» Data provided:
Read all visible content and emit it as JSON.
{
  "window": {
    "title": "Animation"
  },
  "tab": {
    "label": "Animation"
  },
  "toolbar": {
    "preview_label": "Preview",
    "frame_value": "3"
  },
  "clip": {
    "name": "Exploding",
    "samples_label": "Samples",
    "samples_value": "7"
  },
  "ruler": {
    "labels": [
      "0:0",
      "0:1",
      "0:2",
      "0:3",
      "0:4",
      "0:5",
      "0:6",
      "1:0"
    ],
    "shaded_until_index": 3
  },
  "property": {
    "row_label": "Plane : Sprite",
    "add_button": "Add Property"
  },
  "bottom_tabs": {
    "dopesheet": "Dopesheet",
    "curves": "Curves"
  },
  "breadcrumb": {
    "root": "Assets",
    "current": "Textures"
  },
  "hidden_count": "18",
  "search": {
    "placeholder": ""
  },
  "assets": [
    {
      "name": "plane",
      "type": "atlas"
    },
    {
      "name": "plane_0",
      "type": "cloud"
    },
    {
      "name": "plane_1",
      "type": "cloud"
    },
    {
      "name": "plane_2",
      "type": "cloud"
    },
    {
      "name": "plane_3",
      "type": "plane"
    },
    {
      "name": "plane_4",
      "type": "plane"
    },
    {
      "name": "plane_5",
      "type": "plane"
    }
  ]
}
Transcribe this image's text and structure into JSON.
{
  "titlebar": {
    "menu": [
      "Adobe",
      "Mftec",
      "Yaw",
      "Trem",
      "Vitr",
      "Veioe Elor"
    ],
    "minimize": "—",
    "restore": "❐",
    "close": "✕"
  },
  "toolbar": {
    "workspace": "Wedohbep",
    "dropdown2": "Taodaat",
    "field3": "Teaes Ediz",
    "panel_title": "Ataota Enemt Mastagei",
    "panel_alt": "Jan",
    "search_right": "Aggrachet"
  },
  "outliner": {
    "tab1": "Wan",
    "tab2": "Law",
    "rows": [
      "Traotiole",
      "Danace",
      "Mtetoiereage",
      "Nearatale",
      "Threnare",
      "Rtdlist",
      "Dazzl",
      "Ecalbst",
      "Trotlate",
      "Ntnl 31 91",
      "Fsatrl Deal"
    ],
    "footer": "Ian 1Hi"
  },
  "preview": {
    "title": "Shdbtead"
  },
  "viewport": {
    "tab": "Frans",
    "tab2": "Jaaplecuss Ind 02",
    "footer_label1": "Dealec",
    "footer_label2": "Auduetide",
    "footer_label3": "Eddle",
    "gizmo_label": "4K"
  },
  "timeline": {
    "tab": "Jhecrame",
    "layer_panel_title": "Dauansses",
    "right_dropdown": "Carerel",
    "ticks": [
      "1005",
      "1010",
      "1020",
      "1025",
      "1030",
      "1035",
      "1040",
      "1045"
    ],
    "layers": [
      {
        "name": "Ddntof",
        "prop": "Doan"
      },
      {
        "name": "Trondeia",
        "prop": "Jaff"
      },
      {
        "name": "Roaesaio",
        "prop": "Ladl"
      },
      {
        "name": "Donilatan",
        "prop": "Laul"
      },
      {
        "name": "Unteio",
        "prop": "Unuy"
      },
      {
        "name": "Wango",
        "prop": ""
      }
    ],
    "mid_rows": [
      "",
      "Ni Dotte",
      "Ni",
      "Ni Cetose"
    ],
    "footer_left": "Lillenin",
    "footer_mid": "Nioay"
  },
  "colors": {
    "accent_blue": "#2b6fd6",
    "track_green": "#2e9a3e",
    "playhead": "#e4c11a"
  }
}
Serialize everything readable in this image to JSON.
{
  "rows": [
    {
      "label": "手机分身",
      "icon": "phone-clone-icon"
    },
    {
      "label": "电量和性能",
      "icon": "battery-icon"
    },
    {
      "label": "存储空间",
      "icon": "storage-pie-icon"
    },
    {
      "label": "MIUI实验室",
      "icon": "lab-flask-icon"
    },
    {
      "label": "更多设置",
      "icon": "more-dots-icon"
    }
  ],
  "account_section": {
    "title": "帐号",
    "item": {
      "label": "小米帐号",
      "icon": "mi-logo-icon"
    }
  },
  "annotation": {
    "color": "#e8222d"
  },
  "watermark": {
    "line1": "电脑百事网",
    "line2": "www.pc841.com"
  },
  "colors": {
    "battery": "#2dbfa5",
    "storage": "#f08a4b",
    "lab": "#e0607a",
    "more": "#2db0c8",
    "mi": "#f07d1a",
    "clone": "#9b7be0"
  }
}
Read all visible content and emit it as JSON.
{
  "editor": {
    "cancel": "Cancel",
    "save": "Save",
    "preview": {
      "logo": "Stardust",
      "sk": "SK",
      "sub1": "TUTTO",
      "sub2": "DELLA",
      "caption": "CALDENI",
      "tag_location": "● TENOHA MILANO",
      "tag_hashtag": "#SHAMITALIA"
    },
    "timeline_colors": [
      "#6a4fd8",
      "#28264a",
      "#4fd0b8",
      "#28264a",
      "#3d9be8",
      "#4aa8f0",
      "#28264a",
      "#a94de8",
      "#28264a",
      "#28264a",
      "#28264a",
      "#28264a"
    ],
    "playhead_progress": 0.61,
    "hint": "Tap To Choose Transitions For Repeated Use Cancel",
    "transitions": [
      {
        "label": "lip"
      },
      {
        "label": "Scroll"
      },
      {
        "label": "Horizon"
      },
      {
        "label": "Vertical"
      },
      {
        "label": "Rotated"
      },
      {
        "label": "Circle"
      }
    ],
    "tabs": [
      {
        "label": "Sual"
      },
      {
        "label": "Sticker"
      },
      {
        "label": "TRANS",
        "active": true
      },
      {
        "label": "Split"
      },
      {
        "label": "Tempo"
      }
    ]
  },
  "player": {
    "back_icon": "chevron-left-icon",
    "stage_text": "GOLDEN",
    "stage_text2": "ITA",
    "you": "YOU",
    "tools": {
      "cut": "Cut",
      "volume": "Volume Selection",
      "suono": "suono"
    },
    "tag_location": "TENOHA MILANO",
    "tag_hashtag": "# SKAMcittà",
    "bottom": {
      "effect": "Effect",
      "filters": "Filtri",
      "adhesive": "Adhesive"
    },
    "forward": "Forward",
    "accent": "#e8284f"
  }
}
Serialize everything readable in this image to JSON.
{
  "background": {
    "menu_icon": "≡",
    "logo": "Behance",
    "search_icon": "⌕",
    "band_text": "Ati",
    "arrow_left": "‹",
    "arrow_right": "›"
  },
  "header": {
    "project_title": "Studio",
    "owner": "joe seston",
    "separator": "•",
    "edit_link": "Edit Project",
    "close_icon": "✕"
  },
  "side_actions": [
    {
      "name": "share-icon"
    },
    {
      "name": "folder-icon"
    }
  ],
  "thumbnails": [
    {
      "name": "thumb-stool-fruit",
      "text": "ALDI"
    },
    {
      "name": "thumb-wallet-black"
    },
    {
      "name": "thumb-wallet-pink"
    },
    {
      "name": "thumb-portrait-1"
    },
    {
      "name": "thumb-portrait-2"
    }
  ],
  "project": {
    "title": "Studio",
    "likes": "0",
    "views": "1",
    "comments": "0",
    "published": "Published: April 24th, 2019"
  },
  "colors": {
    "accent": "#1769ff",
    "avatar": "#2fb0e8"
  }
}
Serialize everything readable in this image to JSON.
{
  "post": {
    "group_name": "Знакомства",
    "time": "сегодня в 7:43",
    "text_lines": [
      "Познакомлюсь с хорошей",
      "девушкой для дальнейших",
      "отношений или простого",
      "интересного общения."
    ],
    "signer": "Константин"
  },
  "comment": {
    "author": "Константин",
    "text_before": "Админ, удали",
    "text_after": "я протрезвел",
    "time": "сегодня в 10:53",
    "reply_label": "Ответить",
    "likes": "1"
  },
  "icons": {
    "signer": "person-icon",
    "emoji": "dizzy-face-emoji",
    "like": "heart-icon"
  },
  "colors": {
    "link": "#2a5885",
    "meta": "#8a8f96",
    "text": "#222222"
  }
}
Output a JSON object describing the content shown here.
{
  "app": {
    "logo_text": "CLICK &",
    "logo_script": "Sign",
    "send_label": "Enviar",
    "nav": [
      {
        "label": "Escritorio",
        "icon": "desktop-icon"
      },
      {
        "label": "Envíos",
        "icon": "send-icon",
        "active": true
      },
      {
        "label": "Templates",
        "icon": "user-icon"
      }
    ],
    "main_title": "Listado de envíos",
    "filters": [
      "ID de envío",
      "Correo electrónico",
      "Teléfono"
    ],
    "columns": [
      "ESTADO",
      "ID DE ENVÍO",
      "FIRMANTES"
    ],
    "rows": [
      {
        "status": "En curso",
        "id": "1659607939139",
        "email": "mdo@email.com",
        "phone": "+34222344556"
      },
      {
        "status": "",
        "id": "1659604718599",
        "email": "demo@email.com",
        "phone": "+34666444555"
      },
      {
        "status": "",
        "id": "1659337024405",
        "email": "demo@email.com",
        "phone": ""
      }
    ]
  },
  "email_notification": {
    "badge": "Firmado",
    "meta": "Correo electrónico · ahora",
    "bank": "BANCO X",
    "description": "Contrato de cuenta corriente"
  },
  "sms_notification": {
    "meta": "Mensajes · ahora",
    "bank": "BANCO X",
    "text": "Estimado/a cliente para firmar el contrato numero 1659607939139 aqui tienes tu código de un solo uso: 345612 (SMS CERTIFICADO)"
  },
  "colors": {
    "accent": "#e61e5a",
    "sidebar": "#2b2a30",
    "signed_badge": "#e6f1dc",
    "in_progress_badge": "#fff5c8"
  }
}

» Task brief: Copy all lines from the entries that contain the word "Константин".

» Completed task:
    "signer": "Константин"
    "author": "Константин",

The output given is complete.